- **SHORT PROBLEM 1**
From the patent claims, quote the part that opens with the words "9. A method" and ends with the words "outputting a synthesized sound to the user.", keeping both.

- **PASSAGE**
___
2. The sound synthesis device according to claim 1 , wherein the memory stores multiple sets of sound data, each set defining sounds corresponding to pseudo emotions, and the sound signal generator further comprises a selection device which selects a set of sound data to be used based on a designated selection signal.
3. The sound synthesis device according to claim 2 , wherein the designated selection signal is a signal indicating the passage of time.
4. The sound synthesis device according to claim 2 , wherein the designated selection signal is a signal indicating the history of interaction between the user and the interactive device.
5. An interactive device capable of interacting with a user, comprising:
a pseudo-emotion generator which is programmed to generate plural pseudo emotions based on signals received by the interaction device; and
a sound synthesis device comprising:
(i) a sound data memory which stores a different sound assigned to each pseudo emotion;
(ii) a sound signal generator which receives signals from the pseudo-emotion generator and accordingly generates a sound signal for each pseudo emotion by retrieving the sound data stored in the sound data memory;
(iii) a sound synthesizer which is programmed to synthesize a sound by combining each sound signal from the sound signal generator, wherein the user can recognize overall emotions generated in the interaction device; and
(iv) an output device which outputs a synthesized sound to the user.
6. The interactive device according to claim 5 , wherein the memory stores multiple sets of sound data, each set defining sounds corresponding to pseudo emotions, and the sound signal generator further comprises a selection device which selects a set of sound data to be used based on a designated selection signal.
7. The interactive device according to claim 6 , further comprising a growth stage selection unit programmed to select an artificial growth stage based on the passage of time wherein the designated selection signal is a signal indicating the growth stage outputted from the growth stage calculating unit.
8. The interactive device according to claim 6 , further comprising a personality selection unit programmed to select a personality based on the history of interaction between the user and the interactive device wherein the designated selection signal is a signal indicating the personality.
9. A method for synthesizing sounds for an interactive device which is capable of interacting with a user, said interactive device comprising a pseudo-emotion generator which is programmed to generate plural pseudo emotions based on signals received by the interaction device, said method comprising:
storing in a sound data memory a different sound assigned to each pseudo emotion;
generating a sound signal for each pseudo emotion generated in the pseudo-emotion generator by retrieving the sound data stored in the sound data memory;
synthesizing a sound by combining each sound signal generated for each pseudo emotion, wherein the user can recognize overall emotions generated in the pseudo-emotion generator; and
outputting a synthesized sound to the user.
___
- **SHORT PROBLEM 2**
Print the rows unchanged, beginning with the very first row and stopping after the line that contains "46 179 83</box>".

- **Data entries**
___
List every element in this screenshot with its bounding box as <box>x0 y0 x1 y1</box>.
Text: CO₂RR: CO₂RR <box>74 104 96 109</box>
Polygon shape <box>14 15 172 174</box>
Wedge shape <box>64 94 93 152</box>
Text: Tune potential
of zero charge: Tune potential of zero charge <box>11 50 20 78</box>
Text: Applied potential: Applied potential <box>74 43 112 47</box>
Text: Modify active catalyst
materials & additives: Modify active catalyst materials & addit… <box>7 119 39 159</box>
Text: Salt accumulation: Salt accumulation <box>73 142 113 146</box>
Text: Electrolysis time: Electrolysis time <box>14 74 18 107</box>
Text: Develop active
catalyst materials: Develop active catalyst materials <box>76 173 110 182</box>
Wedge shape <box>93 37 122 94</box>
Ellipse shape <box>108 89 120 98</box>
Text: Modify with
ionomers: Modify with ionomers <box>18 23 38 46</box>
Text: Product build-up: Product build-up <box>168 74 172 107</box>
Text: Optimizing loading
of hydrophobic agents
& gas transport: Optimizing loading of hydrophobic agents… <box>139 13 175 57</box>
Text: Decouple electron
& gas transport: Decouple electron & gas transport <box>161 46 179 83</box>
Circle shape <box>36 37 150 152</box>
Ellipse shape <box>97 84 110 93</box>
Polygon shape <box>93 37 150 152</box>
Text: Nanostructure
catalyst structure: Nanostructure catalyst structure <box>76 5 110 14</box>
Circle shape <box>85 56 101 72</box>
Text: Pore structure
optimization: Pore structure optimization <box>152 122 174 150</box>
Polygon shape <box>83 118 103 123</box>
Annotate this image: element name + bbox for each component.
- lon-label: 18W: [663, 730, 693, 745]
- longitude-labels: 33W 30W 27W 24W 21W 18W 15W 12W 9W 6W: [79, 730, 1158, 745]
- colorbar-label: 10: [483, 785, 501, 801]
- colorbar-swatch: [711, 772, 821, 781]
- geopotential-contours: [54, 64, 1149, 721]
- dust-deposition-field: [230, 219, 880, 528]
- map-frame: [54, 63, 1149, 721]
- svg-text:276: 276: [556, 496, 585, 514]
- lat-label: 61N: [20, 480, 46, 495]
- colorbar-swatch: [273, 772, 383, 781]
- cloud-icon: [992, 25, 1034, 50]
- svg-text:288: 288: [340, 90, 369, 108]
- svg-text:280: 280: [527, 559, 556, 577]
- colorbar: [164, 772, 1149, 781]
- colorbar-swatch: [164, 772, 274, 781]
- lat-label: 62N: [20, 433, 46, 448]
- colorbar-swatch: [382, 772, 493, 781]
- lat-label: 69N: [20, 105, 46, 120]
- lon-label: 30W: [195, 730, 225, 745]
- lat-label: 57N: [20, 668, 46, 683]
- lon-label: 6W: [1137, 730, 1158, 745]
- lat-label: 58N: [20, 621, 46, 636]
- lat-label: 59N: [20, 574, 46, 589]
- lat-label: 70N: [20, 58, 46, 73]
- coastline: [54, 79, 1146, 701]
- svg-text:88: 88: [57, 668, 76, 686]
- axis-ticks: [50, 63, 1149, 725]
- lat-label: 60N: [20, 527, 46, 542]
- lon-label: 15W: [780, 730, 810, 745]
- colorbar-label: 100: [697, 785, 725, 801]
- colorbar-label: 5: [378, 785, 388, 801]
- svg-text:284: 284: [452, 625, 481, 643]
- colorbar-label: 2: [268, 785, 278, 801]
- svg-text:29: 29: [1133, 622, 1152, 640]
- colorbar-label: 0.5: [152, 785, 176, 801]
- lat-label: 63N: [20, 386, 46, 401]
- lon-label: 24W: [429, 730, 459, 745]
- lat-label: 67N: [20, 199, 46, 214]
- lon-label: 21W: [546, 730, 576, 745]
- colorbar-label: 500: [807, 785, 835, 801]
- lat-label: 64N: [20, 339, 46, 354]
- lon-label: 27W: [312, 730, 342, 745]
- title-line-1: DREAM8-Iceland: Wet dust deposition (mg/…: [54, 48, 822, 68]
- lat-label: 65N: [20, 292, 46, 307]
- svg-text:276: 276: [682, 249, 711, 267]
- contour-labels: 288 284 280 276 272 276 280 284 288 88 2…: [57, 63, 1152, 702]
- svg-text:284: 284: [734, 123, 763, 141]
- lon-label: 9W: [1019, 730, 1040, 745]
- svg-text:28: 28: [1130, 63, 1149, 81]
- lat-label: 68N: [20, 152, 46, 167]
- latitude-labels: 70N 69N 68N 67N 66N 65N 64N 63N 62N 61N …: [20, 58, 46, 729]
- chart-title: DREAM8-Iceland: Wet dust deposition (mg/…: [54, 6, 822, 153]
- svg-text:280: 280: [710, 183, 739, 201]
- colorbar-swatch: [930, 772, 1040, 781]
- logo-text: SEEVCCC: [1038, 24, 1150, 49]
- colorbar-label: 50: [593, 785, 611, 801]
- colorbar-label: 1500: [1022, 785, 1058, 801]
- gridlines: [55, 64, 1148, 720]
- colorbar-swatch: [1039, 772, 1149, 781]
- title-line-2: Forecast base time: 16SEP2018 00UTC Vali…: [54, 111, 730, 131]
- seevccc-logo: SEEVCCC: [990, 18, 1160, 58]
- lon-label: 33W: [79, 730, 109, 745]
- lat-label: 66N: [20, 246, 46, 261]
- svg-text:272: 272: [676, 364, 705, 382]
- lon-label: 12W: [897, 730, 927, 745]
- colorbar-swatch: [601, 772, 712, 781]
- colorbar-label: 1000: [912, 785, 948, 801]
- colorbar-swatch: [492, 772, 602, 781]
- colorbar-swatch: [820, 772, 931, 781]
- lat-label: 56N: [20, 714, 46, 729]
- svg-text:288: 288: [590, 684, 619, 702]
___
- **EXERCISE ANSWER 1**
9. A method for synthesizing sounds for an interactive device which is capable of interacting with a user, said interactive device comprising a pseudo-emotion generator which is programmed to generate plural pseudo emotions based on signals received by the interaction device, said method comprising:
storing in a sound data memory a different sound assigned to each pseudo emotion;
generating a sound signal for each pseudo emotion generated in the pseudo-emotion generator by retrieving the sound data stored in the sound data memory;
synthesizing a sound by combining each sound signal generated for each pseudo emotion, wherein the user can recognize overall emotions generated in the pseudo-emotion generator; and
outputting a synthesized sound to the user.

- **EXERCISE ANSWER 2**
List every element in this screenshot with its bounding box as <box>x0 y0 x1 y1</box>.
Text: CO₂RR: CO₂RR <box>74 104 96 109</box>
Polygon shape <box>14 15 172 174</box>
Wedge shape <box>64 94 93 152</box>
Text: Tune potential
of zero charge: Tune potential of zero charge <box>11 50 20 78</box>
Text: Applied potential: Applied potential <box>74 43 112 47</box>
Text: Modify active catalyst
materials & additives: Modify active catalyst materials & addit… <box>7 119 39 159</box>
Text: Salt accumulation: Salt accumulation <box>73 142 113 146</box>
Text: Electrolysis time: Electrolysis time <box>14 74 18 107</box>
Text: Develop active
catalyst materials: Develop active catalyst materials <box>76 173 110 182</box>
Wedge shape <box>93 37 122 94</box>
Ellipse shape <box>108 89 120 98</box>
Text: Modify with
ionomers: Modify with ionomers <box>18 23 38 46</box>
Text: Product build-up: Product build-up <box>168 74 172 107</box>
Text: Optimizing loading
of hydrophobic agents
& gas transport: Optimizing loading of hydrophobic agents… <box>139 13 175 57</box>
Text: Decouple electron
& gas transport: Decouple electron & gas transport <box>161 46 179 83</box>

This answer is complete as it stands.